> **GOAL OF THE EXERCISE**: Transcribe the records that follow in their entirety, omitting any pictures.

[Dataset entries]
▶

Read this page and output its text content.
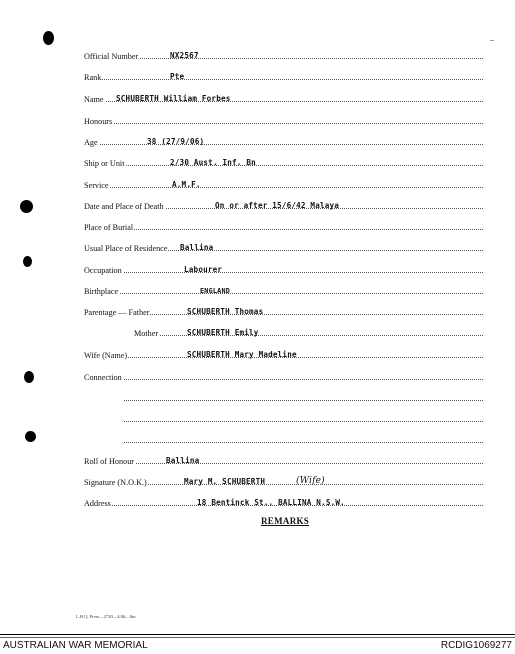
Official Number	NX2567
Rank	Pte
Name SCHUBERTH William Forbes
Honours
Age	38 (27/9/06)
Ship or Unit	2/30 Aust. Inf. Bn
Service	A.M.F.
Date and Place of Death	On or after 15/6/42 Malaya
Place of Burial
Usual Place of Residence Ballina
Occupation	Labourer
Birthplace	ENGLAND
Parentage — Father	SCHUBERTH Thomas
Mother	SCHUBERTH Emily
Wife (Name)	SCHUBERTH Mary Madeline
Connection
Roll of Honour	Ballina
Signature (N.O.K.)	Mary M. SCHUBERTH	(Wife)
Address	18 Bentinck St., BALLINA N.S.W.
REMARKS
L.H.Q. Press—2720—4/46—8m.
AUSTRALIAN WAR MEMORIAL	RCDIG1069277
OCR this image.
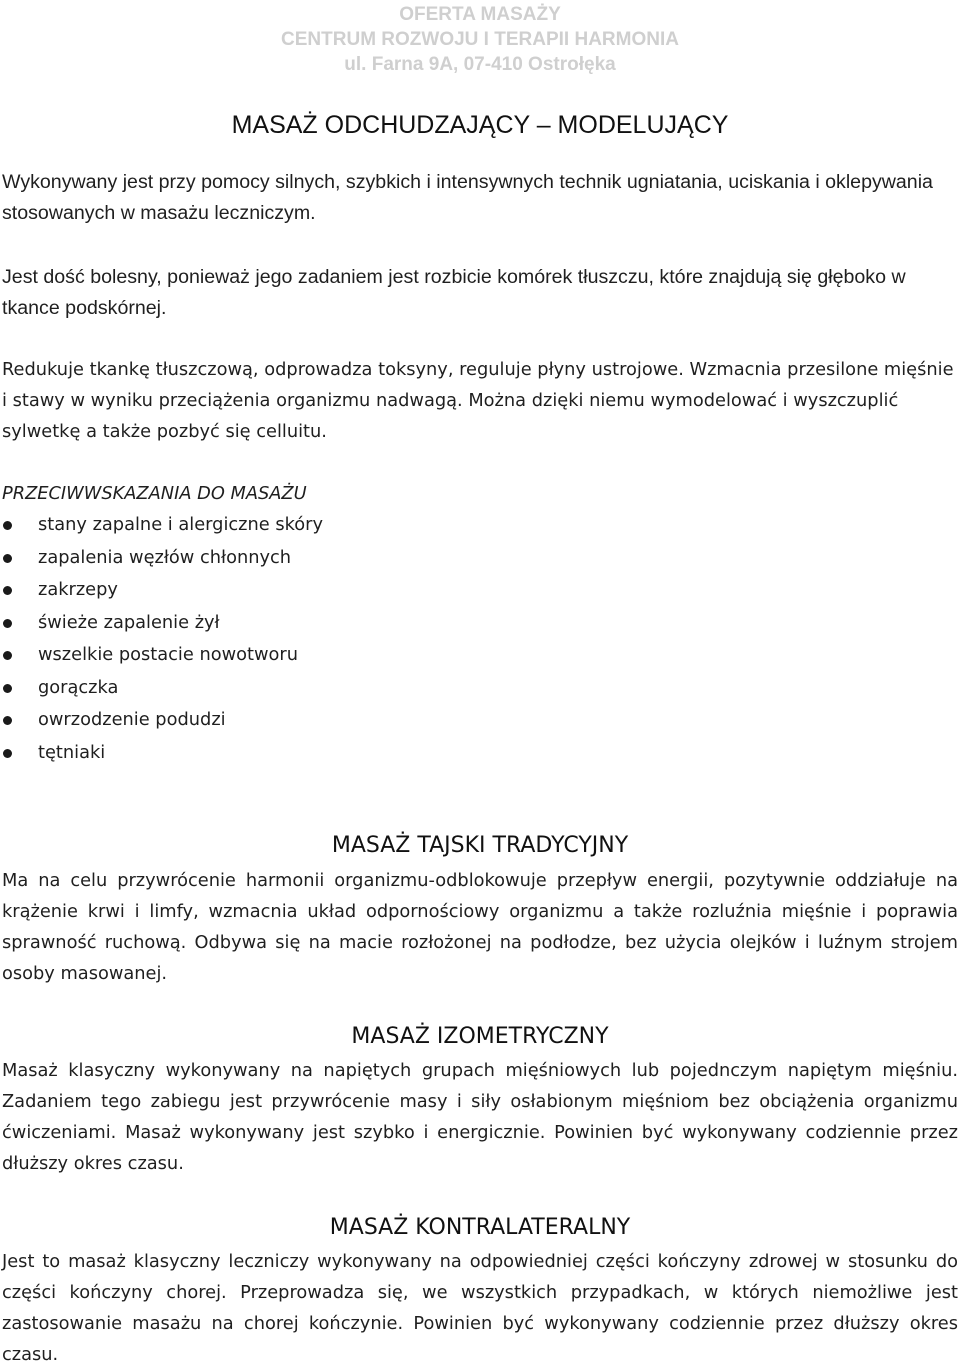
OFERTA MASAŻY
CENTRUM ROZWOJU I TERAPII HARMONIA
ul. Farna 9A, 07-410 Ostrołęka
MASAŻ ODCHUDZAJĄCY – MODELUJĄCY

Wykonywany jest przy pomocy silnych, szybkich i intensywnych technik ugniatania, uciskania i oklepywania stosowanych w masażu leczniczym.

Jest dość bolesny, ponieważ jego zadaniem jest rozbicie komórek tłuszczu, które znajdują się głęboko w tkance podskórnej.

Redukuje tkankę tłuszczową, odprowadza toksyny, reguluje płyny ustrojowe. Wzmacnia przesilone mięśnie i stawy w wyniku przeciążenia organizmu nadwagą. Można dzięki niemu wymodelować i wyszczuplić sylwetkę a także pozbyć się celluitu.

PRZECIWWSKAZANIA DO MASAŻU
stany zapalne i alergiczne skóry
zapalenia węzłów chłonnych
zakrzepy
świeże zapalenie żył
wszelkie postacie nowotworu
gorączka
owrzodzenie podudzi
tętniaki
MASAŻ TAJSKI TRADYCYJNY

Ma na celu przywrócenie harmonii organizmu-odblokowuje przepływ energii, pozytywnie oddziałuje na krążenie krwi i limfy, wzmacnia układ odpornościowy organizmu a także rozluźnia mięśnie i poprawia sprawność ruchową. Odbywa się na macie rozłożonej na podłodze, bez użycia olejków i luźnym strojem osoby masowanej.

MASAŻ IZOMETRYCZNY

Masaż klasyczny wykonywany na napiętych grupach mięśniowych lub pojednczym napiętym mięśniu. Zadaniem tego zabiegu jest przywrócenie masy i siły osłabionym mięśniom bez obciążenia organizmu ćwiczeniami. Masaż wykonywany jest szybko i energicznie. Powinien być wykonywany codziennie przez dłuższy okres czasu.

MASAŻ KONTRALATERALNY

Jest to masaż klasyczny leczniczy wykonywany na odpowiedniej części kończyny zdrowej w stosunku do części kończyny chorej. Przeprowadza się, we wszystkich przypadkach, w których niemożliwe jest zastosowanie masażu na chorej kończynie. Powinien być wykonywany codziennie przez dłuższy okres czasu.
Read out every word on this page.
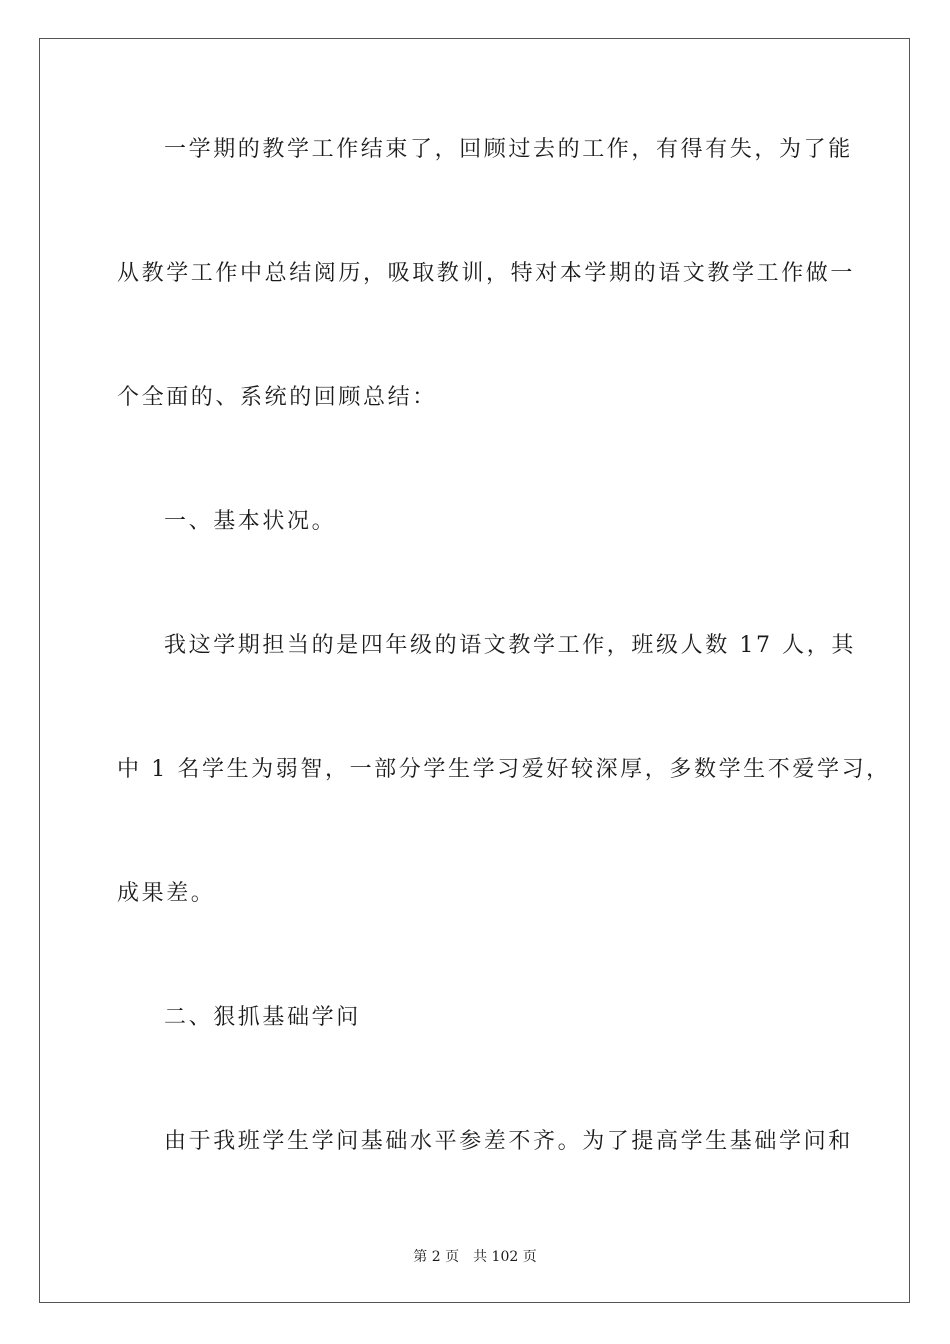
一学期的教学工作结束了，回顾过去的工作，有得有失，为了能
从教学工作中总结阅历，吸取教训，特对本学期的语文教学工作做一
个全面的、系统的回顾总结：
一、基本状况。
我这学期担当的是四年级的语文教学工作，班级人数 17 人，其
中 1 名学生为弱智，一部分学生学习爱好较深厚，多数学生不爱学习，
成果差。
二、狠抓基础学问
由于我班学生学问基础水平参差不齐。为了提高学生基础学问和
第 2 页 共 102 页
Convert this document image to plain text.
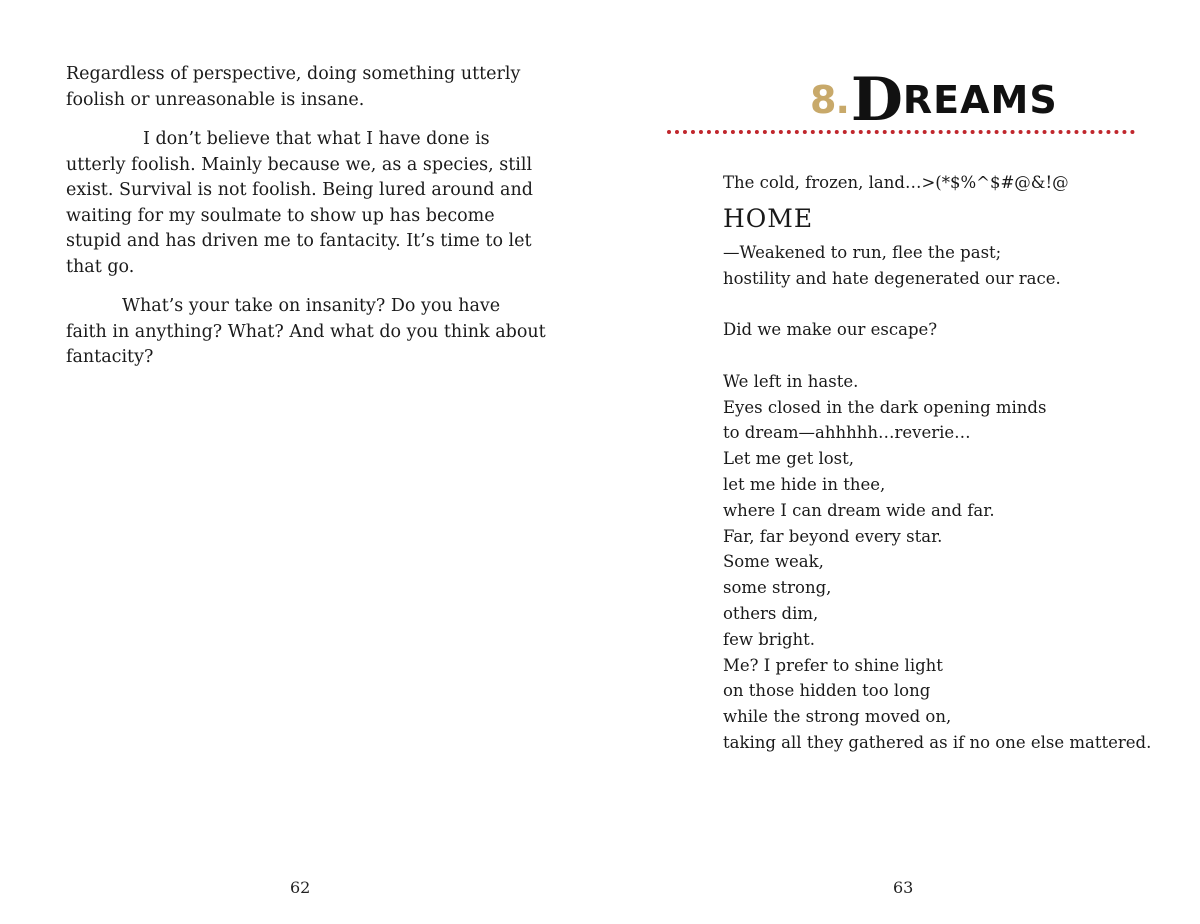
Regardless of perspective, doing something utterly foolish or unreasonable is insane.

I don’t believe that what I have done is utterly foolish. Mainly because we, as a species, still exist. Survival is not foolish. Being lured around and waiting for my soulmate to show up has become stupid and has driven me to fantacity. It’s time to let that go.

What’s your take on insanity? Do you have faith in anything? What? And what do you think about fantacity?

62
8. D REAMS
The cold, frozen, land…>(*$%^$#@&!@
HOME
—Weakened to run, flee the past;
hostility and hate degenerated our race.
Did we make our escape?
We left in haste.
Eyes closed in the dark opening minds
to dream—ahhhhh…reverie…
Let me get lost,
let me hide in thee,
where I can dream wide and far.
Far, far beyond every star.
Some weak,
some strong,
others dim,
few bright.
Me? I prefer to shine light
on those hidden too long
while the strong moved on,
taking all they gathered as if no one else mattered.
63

◀

> **ANSWER**:
Read this page and output its text content.
Official Number	NX2567
Rank	Pte
Name SCHUBERTH William Forbes
Honours
Age	38 (27/9/06)
Ship or Unit	2/30 Aust. Inf. Bn
Service	A.M.F.
Date and Place of Death	On or after 15/6/42 Malaya
Place of Burial
Usual Place of Residence Ballina
Occupation	Labourer
Birthplace	ENGLAND
Parentage — Father	SCHUBERTH Thomas
Mother	SCHUBERTH Emily
Wife (Name)	SCHUBERTH Mary Madeline
Connection
Roll of Honour	Ballina
Signature (N.O.K.)	Mary M. SCHUBERTH	(Wife)
Address	18 Bentinck St., BALLINA N.S.W.
REMARKS
L.H.Q. Press—2720—4/46—8m.
AUSTRALIAN WAR MEMORIAL	RCDIG1069277
OCR this image.
OFERTA MASAŻY
CENTRUM ROZWOJU I TERAPII HARMONIA
ul. Farna 9A, 07-410 Ostrołęka
MASAŻ ODCHUDZAJĄCY – MODELUJĄCY

Wykonywany jest przy pomocy silnych, szybkich i intensywnych technik ugniatania, uciskania i oklepywania stosowanych w masażu leczniczym.

Jest dość bolesny, ponieważ jego zadaniem jest rozbicie komórek tłuszczu, które znajdują się głęboko w tkance podskórnej.

Redukuje tkankę tłuszczową, odprowadza toksyny, reguluje płyny ustrojowe. Wzmacnia przesilone mięśnie i stawy w wyniku przeciążenia organizmu nadwagą. Można dzięki niemu wymodelować i wyszczuplić sylwetkę a także pozbyć się celluitu.

PRZECIWWSKAZANIA DO MASAŻU
stany zapalne i alergiczne skóry
zapalenia węzłów chłonnych
zakrzepy
świeże zapalenie żył
wszelkie postacie nowotworu
gorączka
owrzodzenie podudzi
tętniaki
MASAŻ TAJSKI TRADYCYJNY

Ma na celu przywrócenie harmonii organizmu-odblokowuje przepływ energii, pozytywnie oddziałuje na krążenie krwi i limfy, wzmacnia układ odpornościowy organizmu a także rozluźnia mięśnie i poprawia sprawność ruchową. Odbywa się na macie rozłożonej na podłodze, bez użycia olejków i luźnym strojem osoby masowanej.

MASAŻ IZOMETRYCZNY

Masaż klasyczny wykonywany na napiętych grupach mięśniowych lub pojednczym napiętym mięśniu. Zadaniem tego zabiegu jest przywrócenie masy i siły osłabionym mięśniom bez obciążenia organizmu ćwiczeniami. Masaż wykonywany jest szybko i energicznie. Powinien być wykonywany codziennie przez dłuższy okres czasu.

MASAŻ KONTRALATERALNY

Jest to masaż klasyczny leczniczy wykonywany na odpowiedniej części kończyny zdrowej w stosunku do części kończyny chorej. Przeprowadza się, we wszystkich przypadkach, w których niemożliwe jest zastosowanie masażu na chorej kończynie. Powinien być wykonywany codziennie przez dłuższy okres czasu.
Read out every word on this page.
一学期的教学工作结束了，回顾过去的工作，有得有失，为了能
从教学工作中总结阅历，吸取教训，特对本学期的语文教学工作做一
个全面的、系统的回顾总结：
一、基本状况。
我这学期担当的是四年级的语文教学工作，班级人数 17 人，其
中 1 名学生为弱智，一部分学生学习爱好较深厚，多数学生不爱学习，
成果差。
二、狠抓基础学问
由于我班学生学问基础水平参差不齐。为了提高学生基础学问和
第 2 页 共 102 页
Convert this document image to plain text.
Regardless of perspective, doing something utterly foolish or unreasonable is insane.

I don’t believe that what I have done is utterly foolish. Mainly because we, as a species, still exist. Survival is not foolish. Being lured around and waiting for my soulmate to show up has become stupid and has driven me to fantacity. It’s time to let that go.

What’s your take on insanity? Do you have faith in anything? What? And what do you think about fantacity?

62
8. D REAMS
The cold, frozen, land…>(*$%^$#@&!@
HOME
—Weakened to run, flee the past;
hostility and hate degenerated our race.
Did we make our escape?
We left in haste.
Eyes closed in the dark opening minds
to dream—ahhhhh…reverie…
Let me get lost,
let me hide in thee,
where I can dream wide and far.
Far, far beyond every star.
Some weak,
some strong,
others dim,
few bright.
Me? I prefer to shine light
on those hidden too long
while the strong moved on,
taking all they gathered as if no one else mattered.
63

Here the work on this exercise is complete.